■ What the task asks ■
Give back the entire listing verbatim.

======== Input records

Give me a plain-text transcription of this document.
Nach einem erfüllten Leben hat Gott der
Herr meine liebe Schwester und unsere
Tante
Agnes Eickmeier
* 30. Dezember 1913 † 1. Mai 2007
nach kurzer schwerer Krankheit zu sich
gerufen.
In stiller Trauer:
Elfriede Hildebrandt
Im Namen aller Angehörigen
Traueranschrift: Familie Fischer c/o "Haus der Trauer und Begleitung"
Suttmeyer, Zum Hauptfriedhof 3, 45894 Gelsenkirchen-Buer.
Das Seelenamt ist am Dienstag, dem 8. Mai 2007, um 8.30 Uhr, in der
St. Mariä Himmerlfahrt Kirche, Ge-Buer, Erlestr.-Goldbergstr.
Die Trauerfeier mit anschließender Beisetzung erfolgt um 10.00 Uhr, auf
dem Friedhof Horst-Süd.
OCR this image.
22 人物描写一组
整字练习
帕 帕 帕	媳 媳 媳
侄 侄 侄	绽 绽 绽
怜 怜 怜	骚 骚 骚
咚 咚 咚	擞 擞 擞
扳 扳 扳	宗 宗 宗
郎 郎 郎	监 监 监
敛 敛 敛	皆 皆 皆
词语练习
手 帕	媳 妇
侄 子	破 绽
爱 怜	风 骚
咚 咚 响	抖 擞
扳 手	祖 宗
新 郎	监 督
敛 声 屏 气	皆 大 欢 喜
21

================

■ The reply ■
Give me a plain-text transcription of this document.
Nach einem erfüllten Leben hat Gott der
Herr meine liebe Schwester und unsere
Tante
Agnes Eickmeier
* 30. Dezember 1913 † 1. Mai 2007
nach kurzer schwerer Krankheit zu sich
gerufen.
In stiller Trauer:
Elfriede Hildebrandt
Im Namen aller Angehörigen
Traueranschrift: Familie Fischer c/o "Haus der Trauer und Begleitung"
Suttmeyer, Zum Hauptfriedhof 3, 45894 Gelsenkirchen-Buer.
Das Seelenamt ist am Dienstag, dem 8. Mai 2007, um 8.30 Uhr, in der
St. Mariä Himmerlfahrt Kirche, Ge-Buer, Erlestr.-Goldbergstr.
Die Trauerfeier mit anschließender Beisetzung erfolgt um 10.00 Uhr, auf
dem Friedhof Horst-Süd.
OCR this image.
22 人物描写一组
整字练习
帕 帕 帕	媳 媳 媳
侄 侄 侄	绽 绽 绽
怜 怜 怜	骚 骚 骚
咚 咚 咚	擞 擞 擞
扳 扳 扳	宗 宗 宗
郎 郎 郎	监 监 监
敛 敛 敛	皆 皆 皆
词语练习
手 帕	媳 妇
侄 子	破 绽
爱 怜	风 骚
咚 咚 响	抖 擞
扳 手	祖 宗
新 郎	监 督
敛 声 屏 气	皆 大 欢 喜
21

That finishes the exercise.